# INSTRUCTIONS FOR THE TASK
Determine how many lines of the data below contain "this", then give only that number.
** Begin ENTRIES SHOWN **
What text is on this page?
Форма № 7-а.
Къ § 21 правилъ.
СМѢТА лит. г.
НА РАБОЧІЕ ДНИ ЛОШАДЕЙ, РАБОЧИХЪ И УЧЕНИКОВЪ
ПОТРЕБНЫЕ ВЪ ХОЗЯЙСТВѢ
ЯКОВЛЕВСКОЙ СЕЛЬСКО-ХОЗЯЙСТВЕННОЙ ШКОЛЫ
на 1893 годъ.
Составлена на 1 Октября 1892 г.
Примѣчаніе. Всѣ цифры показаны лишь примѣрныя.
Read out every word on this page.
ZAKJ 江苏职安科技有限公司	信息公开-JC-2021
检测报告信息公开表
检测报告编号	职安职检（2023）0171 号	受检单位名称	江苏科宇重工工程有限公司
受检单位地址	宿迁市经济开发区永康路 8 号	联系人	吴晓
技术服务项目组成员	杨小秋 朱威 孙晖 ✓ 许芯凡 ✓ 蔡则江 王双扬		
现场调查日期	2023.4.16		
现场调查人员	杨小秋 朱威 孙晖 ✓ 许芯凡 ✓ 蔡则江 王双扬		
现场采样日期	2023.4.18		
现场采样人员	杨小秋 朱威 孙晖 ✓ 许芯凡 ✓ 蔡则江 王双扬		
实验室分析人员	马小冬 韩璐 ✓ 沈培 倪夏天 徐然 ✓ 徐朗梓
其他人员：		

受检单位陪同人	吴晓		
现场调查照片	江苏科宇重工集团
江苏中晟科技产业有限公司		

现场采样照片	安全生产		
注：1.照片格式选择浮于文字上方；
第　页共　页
** End ENTRIES SHOWN **
# THE SOLUTION
2